The Effect of Ethylmethylhydroxypyridine Succinate (Mexidol) on Oocyte Meiotic Maturation, Genome Integrity, and the Change in Gene Expression in Mouse Cumulus Cells under the Conditions of Systemic Immune Complex Damage

Abstract

The effect of ethylmethylhydroxypyridine succinate (HS, Mexidol) on oocyte meiotic maturation, level of DNA damage in follicular cells, and gene expression of gremlin 1 (Grem1), hyaluronan synthase 2 (HAS2), and cyclooxygenase 2 (COX2) in cumulus cells has been investigated using a model of experimental systemic immune complex damage induced by long-term immunization of CBA mice with bovine serum albumin (BSA). According to the literature data, these genes play a critical role in oogenesis and can characterize oocyte quality. The administration of HS exhibited a protective effect on the morphological and functional state of ovarian cells. The introduction of HS attenuated the genotoxic stress induced by BSA, which was reflected in a decrease in the number of cumulus cells with severe DNA damage. The following changes in gene expression have been observed: a 1.61-fold increase in the number of COX2 mRNA and a 1.47-fold increase in Grem1 mRNA. A 1.38-fold increase in the content of HAS2 gene transcripts has also been demonstrated, although this change was not statistically significant. The observed changes had a positive effect on oocyte meiotic maturation and were accompanied by a significant increase in the oocyte number during metaphase I and II. It is proposed that HS can be successfully used in the therapy of immune complex diseases.

→ **What you need to do**
[a] According to the abstract, by what factor did Grem1 mRNA increase?
[b] Please state whether each statement agrees with the abstract, answering yes or no and quoting the words that decide it: (i) The rise in HAS2 gene transcripts was statistically significant. (ii) The immune complex damage was induced by immunizing CBA mice with bovine serum albumin. (iii) HS increased the number of cumulus cells with severe DNA damage.
The entries after this point are separate material, unrelated to the abstract.

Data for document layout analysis
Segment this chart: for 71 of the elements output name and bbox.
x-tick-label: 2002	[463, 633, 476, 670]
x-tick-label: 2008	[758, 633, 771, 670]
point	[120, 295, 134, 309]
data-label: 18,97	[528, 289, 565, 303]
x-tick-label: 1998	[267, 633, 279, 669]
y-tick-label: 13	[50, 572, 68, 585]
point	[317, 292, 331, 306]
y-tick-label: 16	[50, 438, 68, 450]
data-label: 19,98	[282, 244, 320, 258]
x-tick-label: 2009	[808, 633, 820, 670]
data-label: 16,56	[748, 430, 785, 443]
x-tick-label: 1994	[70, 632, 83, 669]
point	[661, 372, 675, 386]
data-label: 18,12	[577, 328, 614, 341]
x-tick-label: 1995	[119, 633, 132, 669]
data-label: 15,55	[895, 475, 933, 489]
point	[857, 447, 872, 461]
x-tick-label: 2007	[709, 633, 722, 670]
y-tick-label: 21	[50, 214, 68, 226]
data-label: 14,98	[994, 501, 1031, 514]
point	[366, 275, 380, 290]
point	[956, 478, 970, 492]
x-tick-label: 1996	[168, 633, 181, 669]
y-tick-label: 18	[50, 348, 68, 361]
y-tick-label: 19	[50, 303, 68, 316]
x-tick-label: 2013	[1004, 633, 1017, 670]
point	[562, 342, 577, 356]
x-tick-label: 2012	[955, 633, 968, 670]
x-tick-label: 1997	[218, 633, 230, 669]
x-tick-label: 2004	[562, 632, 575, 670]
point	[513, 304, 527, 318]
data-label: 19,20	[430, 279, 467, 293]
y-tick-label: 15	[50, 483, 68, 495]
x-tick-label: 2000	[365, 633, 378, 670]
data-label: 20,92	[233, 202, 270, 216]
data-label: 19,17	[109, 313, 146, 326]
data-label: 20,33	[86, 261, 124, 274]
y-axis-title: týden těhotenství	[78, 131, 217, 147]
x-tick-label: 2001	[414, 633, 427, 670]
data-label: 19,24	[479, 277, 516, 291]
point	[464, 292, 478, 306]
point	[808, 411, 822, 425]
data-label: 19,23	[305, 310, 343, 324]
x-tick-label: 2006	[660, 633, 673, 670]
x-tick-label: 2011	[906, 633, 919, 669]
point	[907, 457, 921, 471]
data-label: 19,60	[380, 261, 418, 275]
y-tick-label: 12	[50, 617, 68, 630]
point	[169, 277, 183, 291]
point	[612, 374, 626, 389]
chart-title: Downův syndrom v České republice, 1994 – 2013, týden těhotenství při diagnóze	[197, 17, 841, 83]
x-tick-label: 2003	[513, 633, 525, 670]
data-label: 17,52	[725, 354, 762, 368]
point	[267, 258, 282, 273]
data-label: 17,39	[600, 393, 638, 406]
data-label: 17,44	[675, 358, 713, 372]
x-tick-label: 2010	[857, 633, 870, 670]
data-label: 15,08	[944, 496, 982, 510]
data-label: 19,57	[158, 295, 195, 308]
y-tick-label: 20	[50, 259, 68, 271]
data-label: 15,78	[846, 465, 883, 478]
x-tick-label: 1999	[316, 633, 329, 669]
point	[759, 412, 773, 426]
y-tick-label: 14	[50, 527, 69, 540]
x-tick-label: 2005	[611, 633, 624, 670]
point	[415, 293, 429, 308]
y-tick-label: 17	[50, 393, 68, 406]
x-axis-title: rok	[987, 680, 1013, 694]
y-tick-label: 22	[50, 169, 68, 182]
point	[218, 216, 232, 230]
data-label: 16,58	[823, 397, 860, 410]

→ **Answers for the tasks**
[a] 1.47-fold

[b]
(i) No: "although this change was not statistically significant."
(ii) Yes: "induced by long-term immunization of CBA mice with bovine serum albumin (BSA)."
(iii) No: "a decrease in the number of cumulus cells with severe DNA damage."